-- Begin Extracted material --

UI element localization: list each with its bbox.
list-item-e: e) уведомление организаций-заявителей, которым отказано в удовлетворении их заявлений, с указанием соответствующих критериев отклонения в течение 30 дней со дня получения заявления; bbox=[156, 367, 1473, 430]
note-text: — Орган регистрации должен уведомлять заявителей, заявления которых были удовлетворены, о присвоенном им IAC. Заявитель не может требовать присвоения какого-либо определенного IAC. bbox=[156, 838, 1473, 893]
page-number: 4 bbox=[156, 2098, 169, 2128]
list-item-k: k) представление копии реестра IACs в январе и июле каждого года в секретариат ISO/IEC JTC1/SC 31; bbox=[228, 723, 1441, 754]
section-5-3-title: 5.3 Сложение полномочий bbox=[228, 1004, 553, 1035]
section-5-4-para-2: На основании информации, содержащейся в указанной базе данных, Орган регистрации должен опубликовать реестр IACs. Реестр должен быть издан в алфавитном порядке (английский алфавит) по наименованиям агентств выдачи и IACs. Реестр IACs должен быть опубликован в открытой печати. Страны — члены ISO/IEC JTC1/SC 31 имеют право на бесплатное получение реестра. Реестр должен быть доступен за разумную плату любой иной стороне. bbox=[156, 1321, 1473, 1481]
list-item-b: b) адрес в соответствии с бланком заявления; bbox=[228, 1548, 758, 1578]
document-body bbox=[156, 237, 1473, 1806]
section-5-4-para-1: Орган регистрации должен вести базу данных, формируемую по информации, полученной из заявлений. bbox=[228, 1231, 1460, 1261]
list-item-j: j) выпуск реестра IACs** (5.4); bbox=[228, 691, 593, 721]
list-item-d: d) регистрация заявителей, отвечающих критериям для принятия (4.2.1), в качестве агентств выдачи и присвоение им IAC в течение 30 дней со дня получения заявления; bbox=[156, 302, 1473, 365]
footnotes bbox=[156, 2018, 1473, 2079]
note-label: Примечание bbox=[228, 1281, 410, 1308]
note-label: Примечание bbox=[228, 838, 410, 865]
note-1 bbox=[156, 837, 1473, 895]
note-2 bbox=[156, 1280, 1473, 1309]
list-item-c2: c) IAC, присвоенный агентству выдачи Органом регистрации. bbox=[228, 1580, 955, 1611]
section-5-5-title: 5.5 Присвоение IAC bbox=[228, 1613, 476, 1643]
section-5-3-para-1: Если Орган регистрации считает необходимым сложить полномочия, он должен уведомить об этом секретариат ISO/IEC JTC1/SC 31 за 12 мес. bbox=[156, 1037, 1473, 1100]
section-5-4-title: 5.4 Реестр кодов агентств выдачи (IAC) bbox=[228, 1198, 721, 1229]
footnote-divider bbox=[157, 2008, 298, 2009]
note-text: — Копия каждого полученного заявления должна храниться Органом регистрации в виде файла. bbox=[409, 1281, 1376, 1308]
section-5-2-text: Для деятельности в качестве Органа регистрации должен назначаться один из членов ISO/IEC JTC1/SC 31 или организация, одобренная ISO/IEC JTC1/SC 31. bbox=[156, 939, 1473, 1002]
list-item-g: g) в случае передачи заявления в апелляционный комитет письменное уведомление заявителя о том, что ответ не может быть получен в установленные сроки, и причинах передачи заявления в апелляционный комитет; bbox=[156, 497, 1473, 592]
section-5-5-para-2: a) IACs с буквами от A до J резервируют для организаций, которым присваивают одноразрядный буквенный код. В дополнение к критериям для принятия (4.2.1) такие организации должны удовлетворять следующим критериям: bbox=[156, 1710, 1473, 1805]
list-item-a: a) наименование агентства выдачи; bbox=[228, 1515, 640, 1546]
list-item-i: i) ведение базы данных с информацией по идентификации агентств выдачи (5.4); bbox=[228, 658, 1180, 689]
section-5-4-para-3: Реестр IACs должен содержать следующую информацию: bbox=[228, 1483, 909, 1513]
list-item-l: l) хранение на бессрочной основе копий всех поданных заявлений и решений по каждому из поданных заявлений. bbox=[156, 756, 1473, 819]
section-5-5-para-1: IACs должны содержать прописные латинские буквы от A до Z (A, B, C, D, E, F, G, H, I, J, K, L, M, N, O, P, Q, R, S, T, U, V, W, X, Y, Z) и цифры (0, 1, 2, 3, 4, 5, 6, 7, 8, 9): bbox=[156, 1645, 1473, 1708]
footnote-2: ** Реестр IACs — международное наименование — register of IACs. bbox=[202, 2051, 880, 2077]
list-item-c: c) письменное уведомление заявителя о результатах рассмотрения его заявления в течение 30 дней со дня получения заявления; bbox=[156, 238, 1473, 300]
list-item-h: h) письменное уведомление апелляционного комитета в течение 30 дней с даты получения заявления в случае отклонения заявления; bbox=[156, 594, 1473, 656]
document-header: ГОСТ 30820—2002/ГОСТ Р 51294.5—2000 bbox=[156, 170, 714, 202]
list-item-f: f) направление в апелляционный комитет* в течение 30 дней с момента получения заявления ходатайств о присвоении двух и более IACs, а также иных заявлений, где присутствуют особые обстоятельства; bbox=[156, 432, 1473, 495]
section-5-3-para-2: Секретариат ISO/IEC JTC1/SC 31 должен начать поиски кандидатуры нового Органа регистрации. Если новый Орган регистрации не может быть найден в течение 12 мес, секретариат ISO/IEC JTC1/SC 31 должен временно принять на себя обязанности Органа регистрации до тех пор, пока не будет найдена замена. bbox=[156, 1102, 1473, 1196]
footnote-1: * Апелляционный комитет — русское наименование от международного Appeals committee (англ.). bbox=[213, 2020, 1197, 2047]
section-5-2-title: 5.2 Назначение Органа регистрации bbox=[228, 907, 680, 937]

-- End Extracted material --

◆ **Directions for this task**
Copy out the rows from the beginning through the line containing "note-text: — Орган", with both ends included.

◆ **The result**
UI element localization: list each with its bbox.
list-item-e: e) уведомление организаций-заявителей, которым отказано в удовлетворении их заявлений, с указанием соответствующих критериев отклонения в течение 30 дней со дня получения заявления; bbox=[156, 367, 1473, 430]
note-text: — Орган регистрации должен уведомлять заявителей, заявления которых были удовлетворены, о присвоенном им IAC. Заявитель не может требовать присвоения какого-либо определенного IAC. bbox=[156, 838, 1473, 893]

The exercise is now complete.